__Exercise prompt__.
Write each line out again exactly as written.

--- Start ---

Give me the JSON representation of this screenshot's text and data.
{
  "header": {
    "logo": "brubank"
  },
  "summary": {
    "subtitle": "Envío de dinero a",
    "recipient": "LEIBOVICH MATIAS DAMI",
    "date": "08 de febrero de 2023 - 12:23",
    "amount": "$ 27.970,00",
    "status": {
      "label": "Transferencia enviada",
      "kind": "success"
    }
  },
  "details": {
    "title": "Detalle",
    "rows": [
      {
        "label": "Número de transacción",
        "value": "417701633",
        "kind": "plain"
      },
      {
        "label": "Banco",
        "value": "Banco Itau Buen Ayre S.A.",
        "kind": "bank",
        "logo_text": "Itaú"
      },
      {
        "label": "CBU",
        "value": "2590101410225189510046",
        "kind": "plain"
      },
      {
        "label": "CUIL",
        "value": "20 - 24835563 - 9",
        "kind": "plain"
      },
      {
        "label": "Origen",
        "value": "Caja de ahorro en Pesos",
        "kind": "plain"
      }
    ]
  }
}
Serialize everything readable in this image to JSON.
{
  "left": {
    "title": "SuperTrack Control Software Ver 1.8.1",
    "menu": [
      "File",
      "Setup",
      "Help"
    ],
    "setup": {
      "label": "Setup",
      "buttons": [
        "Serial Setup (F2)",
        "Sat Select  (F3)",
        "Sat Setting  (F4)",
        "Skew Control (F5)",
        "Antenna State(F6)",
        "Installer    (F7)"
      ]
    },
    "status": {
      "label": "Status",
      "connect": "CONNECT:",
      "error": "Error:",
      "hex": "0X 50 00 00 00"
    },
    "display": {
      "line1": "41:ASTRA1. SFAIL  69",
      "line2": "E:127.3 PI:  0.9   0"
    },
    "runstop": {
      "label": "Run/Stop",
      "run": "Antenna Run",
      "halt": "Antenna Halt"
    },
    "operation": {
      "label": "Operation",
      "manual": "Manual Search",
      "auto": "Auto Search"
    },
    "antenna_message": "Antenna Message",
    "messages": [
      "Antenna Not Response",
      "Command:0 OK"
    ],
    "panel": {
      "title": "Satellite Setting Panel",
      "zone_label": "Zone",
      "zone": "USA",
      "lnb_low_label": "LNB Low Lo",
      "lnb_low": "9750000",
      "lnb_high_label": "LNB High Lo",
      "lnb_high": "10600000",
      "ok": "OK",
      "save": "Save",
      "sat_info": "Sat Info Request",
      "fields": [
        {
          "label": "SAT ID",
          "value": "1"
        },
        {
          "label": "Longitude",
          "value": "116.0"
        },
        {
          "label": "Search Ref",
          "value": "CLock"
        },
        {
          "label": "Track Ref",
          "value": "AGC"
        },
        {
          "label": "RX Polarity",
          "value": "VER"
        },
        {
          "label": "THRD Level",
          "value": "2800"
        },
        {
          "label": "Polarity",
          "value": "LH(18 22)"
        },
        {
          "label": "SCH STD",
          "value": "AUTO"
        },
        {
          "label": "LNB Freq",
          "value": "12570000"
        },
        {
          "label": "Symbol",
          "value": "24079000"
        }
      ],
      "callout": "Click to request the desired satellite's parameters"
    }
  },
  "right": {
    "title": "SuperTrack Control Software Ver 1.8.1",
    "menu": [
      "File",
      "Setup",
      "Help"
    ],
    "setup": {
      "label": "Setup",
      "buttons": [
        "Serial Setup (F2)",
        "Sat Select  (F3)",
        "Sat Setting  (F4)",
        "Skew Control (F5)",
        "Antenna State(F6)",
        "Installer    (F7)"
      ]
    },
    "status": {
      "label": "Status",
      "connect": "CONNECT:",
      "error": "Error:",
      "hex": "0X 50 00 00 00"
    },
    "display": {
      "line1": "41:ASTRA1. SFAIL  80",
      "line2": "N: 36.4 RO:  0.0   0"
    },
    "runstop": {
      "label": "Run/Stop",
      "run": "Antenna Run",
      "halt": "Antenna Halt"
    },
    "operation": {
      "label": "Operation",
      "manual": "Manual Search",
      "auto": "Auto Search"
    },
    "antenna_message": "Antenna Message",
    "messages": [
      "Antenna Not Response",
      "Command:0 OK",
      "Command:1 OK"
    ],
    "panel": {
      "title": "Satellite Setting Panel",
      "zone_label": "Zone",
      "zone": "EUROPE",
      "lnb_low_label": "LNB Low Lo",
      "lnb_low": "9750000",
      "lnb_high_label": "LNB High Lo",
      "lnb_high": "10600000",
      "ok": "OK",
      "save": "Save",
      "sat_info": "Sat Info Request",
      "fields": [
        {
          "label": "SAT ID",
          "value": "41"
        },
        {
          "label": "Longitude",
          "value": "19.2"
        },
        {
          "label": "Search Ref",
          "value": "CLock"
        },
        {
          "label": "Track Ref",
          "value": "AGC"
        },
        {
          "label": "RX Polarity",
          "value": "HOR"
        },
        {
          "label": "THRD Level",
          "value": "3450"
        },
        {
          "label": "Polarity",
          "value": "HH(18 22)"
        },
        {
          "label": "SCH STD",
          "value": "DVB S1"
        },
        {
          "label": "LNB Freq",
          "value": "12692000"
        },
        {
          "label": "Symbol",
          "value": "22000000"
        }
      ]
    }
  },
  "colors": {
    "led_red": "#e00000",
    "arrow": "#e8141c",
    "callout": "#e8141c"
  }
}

--- End ---

__The output__.
Give me the JSON representation of this screenshot's text and data.
{
  "header": {
    "logo": "brubank"
  },
  "summary": {
    "subtitle": "Envío de dinero a",
    "recipient": "LEIBOVICH MATIAS DAMI",
    "date": "08 de febrero de 2023 - 12:23",
    "amount": "$ 27.970,00",
    "status": {
      "label": "Transferencia enviada",
      "kind": "success"
    }
  },
  "details": {
    "title": "Detalle",
    "rows": [
      {
        "label": "Número de transacción",
        "value": "417701633",
        "kind": "plain"
      },
      {
        "label": "Banco",
        "value": "Banco Itau Buen Ayre S.A.",
        "kind": "bank",
        "logo_text": "Itaú"
      },
      {
        "label": "CBU",
        "value": "2590101410225189510046",
        "kind": "plain"
      },
      {
        "label": "CUIL",
        "value": "20 - 24835563 - 9",
        "kind": "plain"
      },
      {
        "label": "Origen",
        "value": "Caja de ahorro en Pesos",
        "kind": "plain"
      }
    ]
  }
}
Serialize everything readable in this image to JSON.
{
  "left": {
    "title": "SuperTrack Control Software Ver 1.8.1",
    "menu": [
      "File",
      "Setup",
      "Help"
    ],
    "setup": {
      "label": "Setup",
      "buttons": [
        "Serial Setup (F2)",
        "Sat Select  (F3)",
        "Sat Setting  (F4)",
        "Skew Control (F5)",
        "Antenna State(F6)",
        "Installer    (F7)"
      ]
    },
    "status": {
      "label": "Status",
      "connect": "CONNECT:",
      "error": "Error:",
      "hex": "0X 50 00 00 00"
    },
    "display": {
      "line1": "41:ASTRA1. SFAIL  69",
      "line2": "E:127.3 PI:  0.9   0"
    },
    "runstop": {
      "label": "Run/Stop",
      "run": "Antenna Run",
      "halt": "Antenna Halt"
    },
    "operation": {
      "label": "Operation",
      "manual": "Manual Search",
      "auto": "Auto Search"
    },
    "antenna_message": "Antenna Message",
    "messages": [
      "Antenna Not Response",
      "Command:0 OK"
    ],
    "panel": {
      "title": "Satellite Setting Panel",
      "zone_label": "Zone",
      "zone": "USA",
      "lnb_low_label": "LNB Low Lo",
      "lnb_low": "9750000",
      "lnb_high_label": "LNB High Lo",
      "lnb_high": "10600000",
      "ok": "OK",
      "save": "Save",
      "sat_info": "Sat Info Request",
      "fields": [
        {
          "label": "SAT ID",
          "value": "1"
        },
        {
          "label": "Longitude",
          "value": "116.0"
        },
        {
          "label": "Search Ref",
          "value": "CLock"
        },
        {
          "label": "Track Ref",
          "value": "AGC"
        },
        {
          "label": "RX Polarity",
          "value": "VER"
        },
        {
          "label": "THRD Level",
          "value": "2800"
        },
        {
          "label": "Polarity",
          "value": "LH(18 22)"
        },
        {
          "label": "SCH STD",
          "value": "AUTO"
        },
        {
          "label": "LNB Freq",
          "value": "12570000"
        },
        {
          "label": "Symbol",
          "value": "24079000"
        }
      ],
      "callout": "Click to request the desired satellite's parameters"
    }
  },
  "right": {
    "title": "SuperTrack Control Software Ver 1.8.1",
    "menu": [
      "File",
      "Setup",
      "Help"
    ],
    "setup": {
      "label": "Setup",
      "buttons": [
        "Serial Setup (F2)",
        "Sat Select  (F3)",
        "Sat Setting  (F4)",
        "Skew Control (F5)",
        "Antenna State(F6)",
        "Installer    (F7)"
      ]
    },
    "status": {
      "label": "Status",
      "connect": "CONNECT:",
      "error": "Error:",
      "hex": "0X 50 00 00 00"
    },
    "display": {
      "line1": "41:ASTRA1. SFAIL  80",
      "line2": "N: 36.4 RO:  0.0   0"
    },
    "runstop": {
      "label": "Run/Stop",
      "run": "Antenna Run",
      "halt": "Antenna Halt"
    },
    "operation": {
      "label": "Operation",
      "manual": "Manual Search",
      "auto": "Auto Search"
    },
    "antenna_message": "Antenna Message",
    "messages": [
      "Antenna Not Response",
      "Command:0 OK",
      "Command:1 OK"
    ],
    "panel": {
      "title": "Satellite Setting Panel",
      "zone_label": "Zone",
      "zone": "EUROPE",
      "lnb_low_label": "LNB Low Lo",
      "lnb_low": "9750000",
      "lnb_high_label": "LNB High Lo",
      "lnb_high": "10600000",
      "ok": "OK",
      "save": "Save",
      "sat_info": "Sat Info Request",
      "fields": [
        {
          "label": "SAT ID",
          "value": "41"
        },
        {
          "label": "Longitude",
          "value": "19.2"
        },
        {
          "label": "Search Ref",
          "value": "CLock"
        },
        {
          "label": "Track Ref",
          "value": "AGC"
        },
        {
          "label": "RX Polarity",
          "value": "HOR"
        },
        {
          "label": "THRD Level",
          "value": "3450"
        },
        {
          "label": "Polarity",
          "value": "HH(18 22)"
        },
        {
          "label": "SCH STD",
          "value": "DVB S1"
        },
        {
          "label": "LNB Freq",
          "value": "12692000"
        },
        {
          "label": "Symbol",
          "value": "22000000"
        }
      ]
    }
  },
  "colors": {
    "led_red": "#e00000",
    "arrow": "#e8141c",
    "callout": "#e8141c"
  }
}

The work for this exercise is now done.